>> start

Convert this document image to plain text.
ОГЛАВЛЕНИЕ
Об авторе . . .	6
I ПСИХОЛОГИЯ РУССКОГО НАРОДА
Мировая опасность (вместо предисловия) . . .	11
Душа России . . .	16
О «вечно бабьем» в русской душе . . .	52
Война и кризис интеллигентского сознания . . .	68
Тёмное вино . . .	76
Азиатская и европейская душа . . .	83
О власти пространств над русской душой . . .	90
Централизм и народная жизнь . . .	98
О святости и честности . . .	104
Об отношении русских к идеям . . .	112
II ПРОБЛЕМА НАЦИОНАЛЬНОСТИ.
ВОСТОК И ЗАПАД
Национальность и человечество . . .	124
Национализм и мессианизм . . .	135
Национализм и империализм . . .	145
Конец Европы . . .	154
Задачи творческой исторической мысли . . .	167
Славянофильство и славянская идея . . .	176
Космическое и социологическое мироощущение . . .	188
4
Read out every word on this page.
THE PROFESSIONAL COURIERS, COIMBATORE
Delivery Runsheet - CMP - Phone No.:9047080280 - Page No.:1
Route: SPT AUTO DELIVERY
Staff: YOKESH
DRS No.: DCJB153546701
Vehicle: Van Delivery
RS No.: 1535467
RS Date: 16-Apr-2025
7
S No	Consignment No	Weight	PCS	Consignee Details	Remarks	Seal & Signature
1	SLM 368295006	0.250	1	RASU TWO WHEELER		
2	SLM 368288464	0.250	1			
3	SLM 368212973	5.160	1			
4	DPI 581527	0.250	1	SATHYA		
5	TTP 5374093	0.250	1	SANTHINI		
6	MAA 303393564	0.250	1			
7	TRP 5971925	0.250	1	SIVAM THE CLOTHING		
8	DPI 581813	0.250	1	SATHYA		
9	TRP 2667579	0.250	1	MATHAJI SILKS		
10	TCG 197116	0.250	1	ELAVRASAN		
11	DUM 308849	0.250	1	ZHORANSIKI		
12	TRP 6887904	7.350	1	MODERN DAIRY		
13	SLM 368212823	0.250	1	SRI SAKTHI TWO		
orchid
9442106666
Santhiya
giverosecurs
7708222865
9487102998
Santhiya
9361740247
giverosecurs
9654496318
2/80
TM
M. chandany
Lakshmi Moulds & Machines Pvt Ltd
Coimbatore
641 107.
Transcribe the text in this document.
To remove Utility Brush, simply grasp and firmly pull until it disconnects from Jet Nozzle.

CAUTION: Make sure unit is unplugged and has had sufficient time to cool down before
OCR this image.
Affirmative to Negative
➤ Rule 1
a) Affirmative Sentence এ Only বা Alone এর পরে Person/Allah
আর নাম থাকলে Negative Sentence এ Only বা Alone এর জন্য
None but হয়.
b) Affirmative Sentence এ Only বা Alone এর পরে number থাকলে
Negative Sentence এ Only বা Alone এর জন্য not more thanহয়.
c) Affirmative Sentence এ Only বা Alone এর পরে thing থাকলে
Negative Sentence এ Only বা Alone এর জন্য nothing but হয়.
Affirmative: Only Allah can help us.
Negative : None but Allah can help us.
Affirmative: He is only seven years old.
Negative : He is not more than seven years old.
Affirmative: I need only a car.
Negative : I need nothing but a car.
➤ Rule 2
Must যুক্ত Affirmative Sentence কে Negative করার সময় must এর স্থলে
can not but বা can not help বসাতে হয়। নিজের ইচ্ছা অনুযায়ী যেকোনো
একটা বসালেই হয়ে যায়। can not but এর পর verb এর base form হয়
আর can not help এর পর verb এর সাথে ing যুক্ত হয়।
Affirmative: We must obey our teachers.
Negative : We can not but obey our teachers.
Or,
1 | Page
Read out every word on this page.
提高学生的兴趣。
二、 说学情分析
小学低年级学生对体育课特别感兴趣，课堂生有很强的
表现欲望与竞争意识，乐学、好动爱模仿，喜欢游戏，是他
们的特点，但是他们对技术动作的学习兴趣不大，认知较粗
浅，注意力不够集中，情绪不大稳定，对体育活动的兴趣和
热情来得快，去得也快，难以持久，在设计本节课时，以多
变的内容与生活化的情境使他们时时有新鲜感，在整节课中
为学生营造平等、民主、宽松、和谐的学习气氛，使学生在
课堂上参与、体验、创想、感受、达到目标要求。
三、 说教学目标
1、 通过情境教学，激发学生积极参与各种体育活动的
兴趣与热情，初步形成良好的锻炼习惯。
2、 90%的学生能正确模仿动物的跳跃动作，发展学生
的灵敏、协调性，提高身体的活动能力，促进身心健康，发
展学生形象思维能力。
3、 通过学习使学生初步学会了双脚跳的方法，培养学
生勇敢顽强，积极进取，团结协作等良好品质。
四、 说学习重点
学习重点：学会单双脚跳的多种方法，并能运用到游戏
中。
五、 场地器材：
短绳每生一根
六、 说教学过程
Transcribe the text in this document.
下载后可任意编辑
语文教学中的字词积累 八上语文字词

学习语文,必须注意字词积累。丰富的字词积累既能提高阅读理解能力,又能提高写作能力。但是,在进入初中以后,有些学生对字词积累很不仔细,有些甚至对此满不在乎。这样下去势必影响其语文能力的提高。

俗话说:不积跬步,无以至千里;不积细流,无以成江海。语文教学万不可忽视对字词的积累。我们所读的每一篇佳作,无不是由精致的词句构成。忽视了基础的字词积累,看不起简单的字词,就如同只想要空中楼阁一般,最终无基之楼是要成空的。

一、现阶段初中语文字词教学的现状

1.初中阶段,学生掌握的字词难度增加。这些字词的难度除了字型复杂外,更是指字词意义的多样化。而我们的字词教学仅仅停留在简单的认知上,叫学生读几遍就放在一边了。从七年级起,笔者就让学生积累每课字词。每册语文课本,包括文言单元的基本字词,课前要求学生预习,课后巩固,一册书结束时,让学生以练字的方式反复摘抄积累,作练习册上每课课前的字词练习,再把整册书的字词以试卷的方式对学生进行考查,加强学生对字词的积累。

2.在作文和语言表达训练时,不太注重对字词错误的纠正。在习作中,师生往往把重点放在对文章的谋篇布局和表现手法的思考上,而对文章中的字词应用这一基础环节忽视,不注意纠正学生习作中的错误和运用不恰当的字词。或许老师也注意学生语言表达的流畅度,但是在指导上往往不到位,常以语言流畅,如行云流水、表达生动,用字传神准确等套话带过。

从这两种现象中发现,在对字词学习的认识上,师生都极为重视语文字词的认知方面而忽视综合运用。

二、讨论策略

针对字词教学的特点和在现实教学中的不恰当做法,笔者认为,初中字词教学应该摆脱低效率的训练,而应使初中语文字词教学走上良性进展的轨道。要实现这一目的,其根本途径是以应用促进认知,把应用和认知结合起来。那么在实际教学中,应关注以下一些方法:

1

>> end

▸ **Problem to solve**
Check each line above for the word "Allah" and copy the ones that have it.

▸ **Written solution**
a) Affirmative Sentence এ Only বা Alone এর পরে Person/Allah
Affirmative: Only Allah can help us.
Negative : None but Allah can help us.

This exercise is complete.